Set exercise: Copy out the whole listing exactly as written, leaving the pictures behind.

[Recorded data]
>> START

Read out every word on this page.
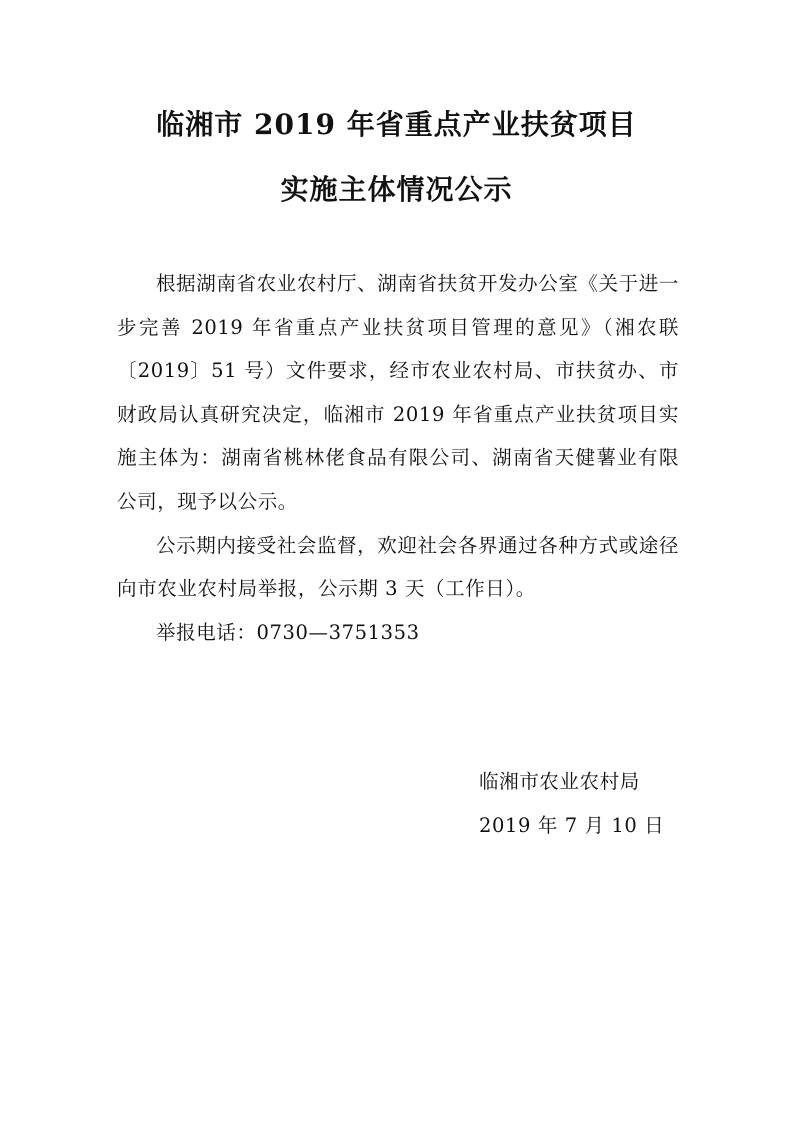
临湘市 2019 年省重点产业扶贫项目
实施主体情况公示

根据湖南省农业农村厅、湖南省扶贫开发办公室《关于进一步完善 2019 年省重点产业扶贫项目管理的意见》（湘农联〔2019〕51 号）文件要求，经市农业农村局、市扶贫办、市财政局认真研究决定，临湘市 2019 年省重点产业扶贫项目实施主体为：湖南省桃林佬食品有限公司、湖南省天健薯业有限公司，现予以公示。

公示期内接受社会监督，欢迎社会各界通过各种方式或途径向市农业农村局举报，公示期 3 天（工作日）。

举报电话：0730—3751353

临湘市农业农村局
2019 年 7 月 10 日
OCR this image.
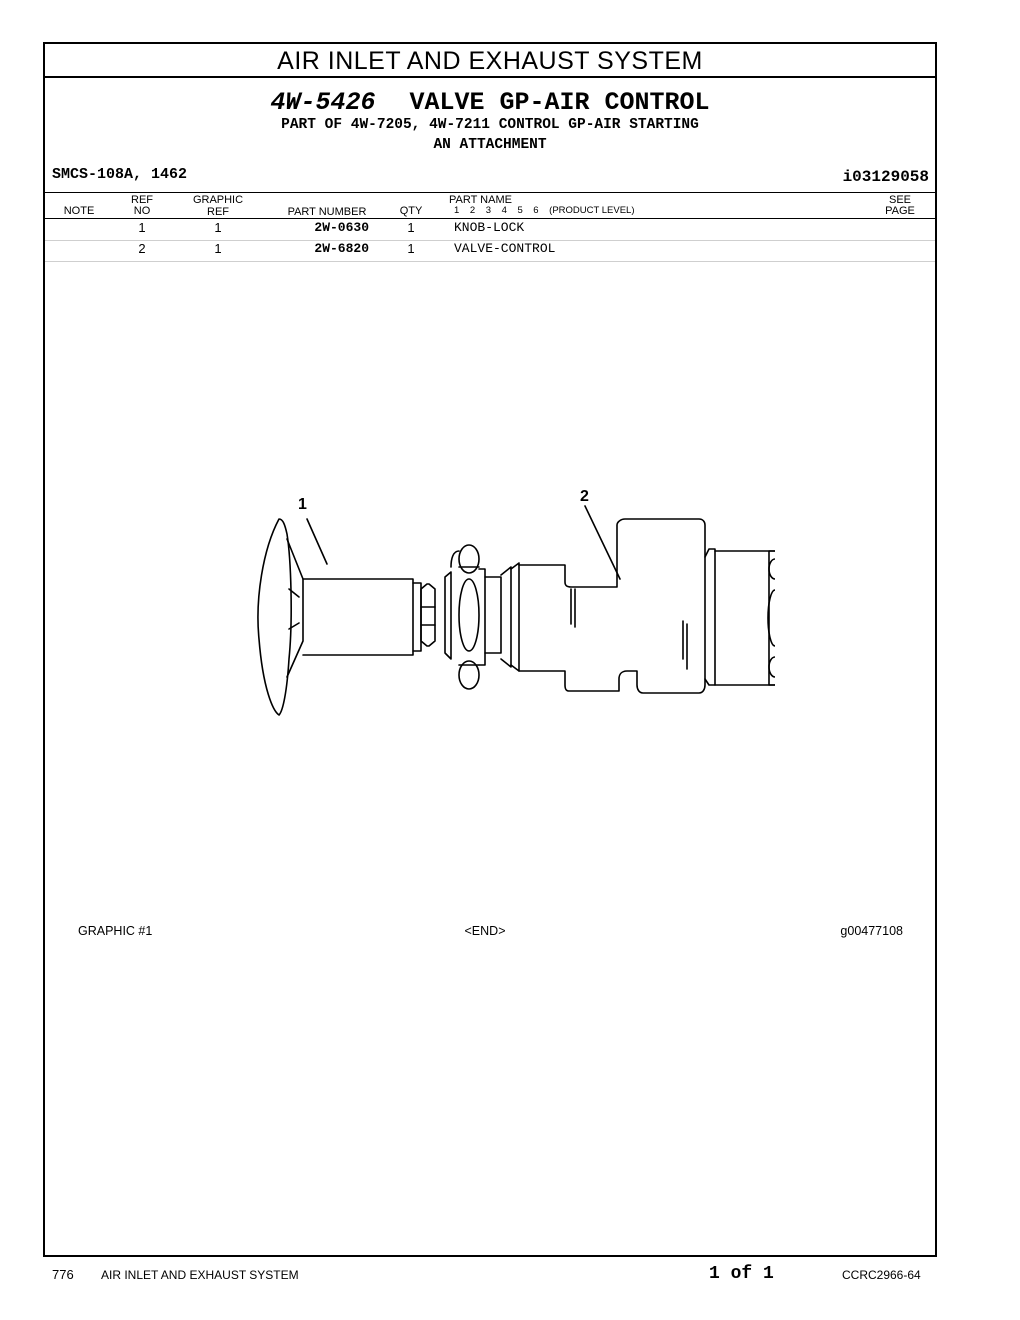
AIR INLET AND EXHAUST SYSTEM
4W-5426 VALVE GP-AIR CONTROL
PART OF 4W-7205, 4W-7211 CONTROL GP-AIR STARTING
AN ATTACHMENT
SMCS-108A, 1462	i03129058
NOTE
REF
NO
GRAPHIC
REF	PART NUMBER	QTY
PART NAME
1 2 3 4 5 6 (PRODUCT LEVEL)
SEE
PAGE
1	1	2W-0630	1	KNOB-LOCK
2	1	2W-6820	1	VALVE-CONTROL
1	2
GRAPHIC #1	<END>	g00477108
776 AIR INLET AND EXHAUST SYSTEM	1 of 1	CCRC2966-64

>> END

In response:
Read out every word on this page.
临湘市 2019 年省重点产业扶贫项目
实施主体情况公示

根据湖南省农业农村厅、湖南省扶贫开发办公室《关于进一步完善 2019 年省重点产业扶贫项目管理的意见》（湘农联〔2019〕51 号）文件要求，经市农业农村局、市扶贫办、市财政局认真研究决定，临湘市 2019 年省重点产业扶贫项目实施主体为：湖南省桃林佬食品有限公司、湖南省天健薯业有限公司，现予以公示。

公示期内接受社会监督，欢迎社会各界通过各种方式或途径向市农业农村局举报，公示期 3 天（工作日）。

举报电话：0730—3751353

临湘市农业农村局
2019 年 7 月 10 日
OCR this image.
AIR INLET AND EXHAUST SYSTEM
4W-5426 VALVE GP-AIR CONTROL
PART OF 4W-7205, 4W-7211 CONTROL GP-AIR STARTING
AN ATTACHMENT
SMCS-108A, 1462	i03129058
NOTE
REF
NO
GRAPHIC
REF	PART NUMBER	QTY
PART NAME
1 2 3 4 5 6 (PRODUCT LEVEL)
SEE
PAGE
1	1	2W-0630	1	KNOB-LOCK
2	1	2W-6820	1	VALVE-CONTROL
1	2
GRAPHIC #1	<END>	g00477108
776 AIR INLET AND EXHAUST SYSTEM	1 of 1	CCRC2966-64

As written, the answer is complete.